Stored entries:
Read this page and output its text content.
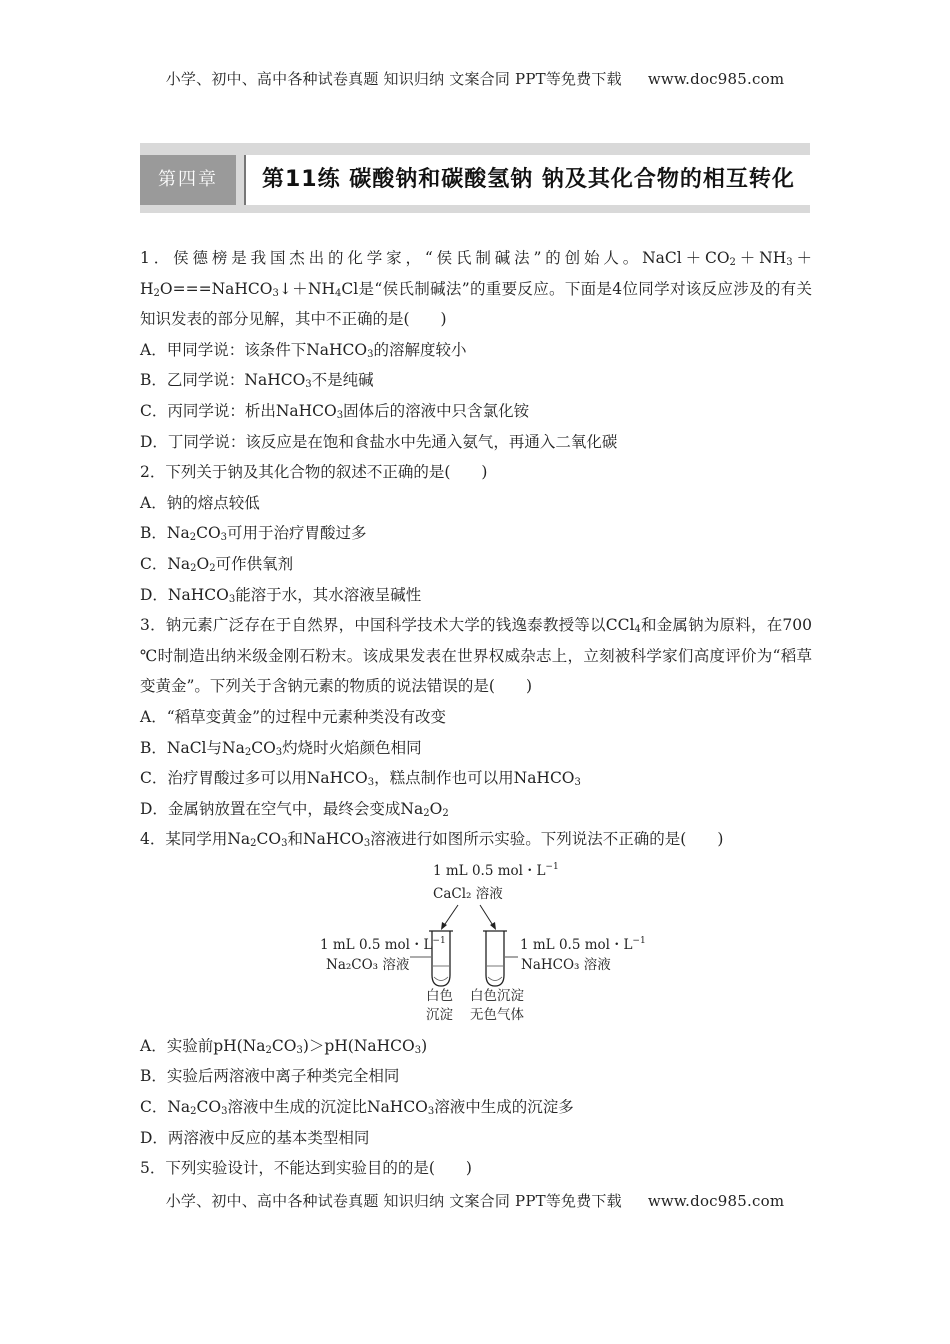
小学、初中、高中各种试卷真题 知识归纳 文案合同 PPT等免费下载 www.doc985.com
第四章	第11练 碳酸钠和碳酸氢钠 钠及其化合物的相互转化

1．侯德榜是我国杰出的化学家，“侯氏制碱法”的创始人。$NaCl+CO_2+NH_3+H_2O===NaHCO_3↓+NH_4Cl$是“侯氏制碱法”的重要反应。下面是4位同学对该反应涉及的有关知识发表的部分见解，其中不正确的是(　　)

A．甲同学说：该条件下NaHCO$_3$的溶解度较小

B．乙同学说：NaHCO$_3$不是纯碱

C．丙同学说：析出NaHCO$_3$固体后的溶液中只含氯化铵

D．丁同学说：该反应是在饱和食盐水中先通入氨气，再通入二氧化碳

2．下列关于钠及其化合物的叙述不正确的是(　　)

A．钠的熔点较低

B．$Na_2CO_3$可用于治疗胃酸过多

C．$Na_2O_2$可作供氧剂

D．NaHCO$_3$能溶于水，其水溶液呈碱性

3．钠元素广泛存在于自然界，中国科学技术大学的钱逸泰教授等以CCl$_4$和金属钠为原料，在700 ℃时制造出纳米级金刚石粉末。该成果发表在世界权威杂志上，立刻被科学家们高度评价为“稻草变黄金”。下列关于含钠元素的物质的说法错误的是(　　)

A．“稻草变黄金”的过程中元素种类没有改变

B．NaCl与$Na_2CO_3$灼烧时火焰颜色相同

C．治疗胃酸过多可以用NaHCO$_3$，糕点制作也可以用NaHCO$_3$

D．金属钠放置在空气中，最终会变成$Na_2O_2$

4．某同学用$Na_2CO_3$和NaHCO$_3$溶液进行如图所示实验。下列说法不正确的是(　　)

1 mL 0.5 mol・$L^{-1}$
CaCl₂ 溶液
1 mL 0.5 mol・$L^{-1}$
Na₂CO₃ 溶液
1 mL 0.5 mol・$L^{-1}$
NaHCO₃ 溶液
白色
沉淀
白色沉淀
无色气体

A．实验前$pH(Na_2CO_3)>pH(NaHCO_3)$

B．实验后两溶液中离子种类完全相同

C．$Na_2CO_3$溶液中生成的沉淀比NaHCO$_3$溶液中生成的沉淀多

D．两溶液中反应的基本类型相同

5．下列实验设计，不能达到实验目的的是(　　)

小学、初中、高中各种试卷真题 知识归纳 文案合同 PPT等免费下载 www.doc985.com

# [WORK TO COMPLETE]
The records above must be transcribed exactly. Pictures are left out of the copy.

# [REPLY TO THE EXERCISE]
Read this page and output its text content.
小学、初中、高中各种试卷真题 知识归纳 文案合同 PPT等免费下载 www.doc985.com
第四章	第11练 碳酸钠和碳酸氢钠 钠及其化合物的相互转化

1．侯德榜是我国杰出的化学家，“侯氏制碱法”的创始人。$NaCl+CO_2+NH_3+H_2O===NaHCO_3↓+NH_4Cl$是“侯氏制碱法”的重要反应。下面是4位同学对该反应涉及的有关知识发表的部分见解，其中不正确的是(　　)

A．甲同学说：该条件下NaHCO$_3$的溶解度较小

B．乙同学说：NaHCO$_3$不是纯碱

C．丙同学说：析出NaHCO$_3$固体后的溶液中只含氯化铵

D．丁同学说：该反应是在饱和食盐水中先通入氨气，再通入二氧化碳

2．下列关于钠及其化合物的叙述不正确的是(　　)

A．钠的熔点较低

B．$Na_2CO_3$可用于治疗胃酸过多

C．$Na_2O_2$可作供氧剂

D．NaHCO$_3$能溶于水，其水溶液呈碱性

3．钠元素广泛存在于自然界，中国科学技术大学的钱逸泰教授等以CCl$_4$和金属钠为原料，在700 ℃时制造出纳米级金刚石粉末。该成果发表在世界权威杂志上，立刻被科学家们高度评价为“稻草变黄金”。下列关于含钠元素的物质的说法错误的是(　　)

A．“稻草变黄金”的过程中元素种类没有改变

B．NaCl与$Na_2CO_3$灼烧时火焰颜色相同

C．治疗胃酸过多可以用NaHCO$_3$，糕点制作也可以用NaHCO$_3$

D．金属钠放置在空气中，最终会变成$Na_2O_2$

4．某同学用$Na_2CO_3$和NaHCO$_3$溶液进行如图所示实验。下列说法不正确的是(　　)

1 mL 0.5 mol・$L^{-1}$
CaCl₂ 溶液
1 mL 0.5 mol・$L^{-1}$
Na₂CO₃ 溶液
1 mL 0.5 mol・$L^{-1}$
NaHCO₃ 溶液
白色
沉淀
白色沉淀
无色气体

A．实验前$pH(Na_2CO_3)>pH(NaHCO_3)$

B．实验后两溶液中离子种类完全相同

C．$Na_2CO_3$溶液中生成的沉淀比NaHCO$_3$溶液中生成的沉淀多

D．两溶液中反应的基本类型相同

5．下列实验设计，不能达到实验目的的是(　　)

小学、初中、高中各种试卷真题 知识归纳 文案合同 PPT等免费下载 www.doc985.com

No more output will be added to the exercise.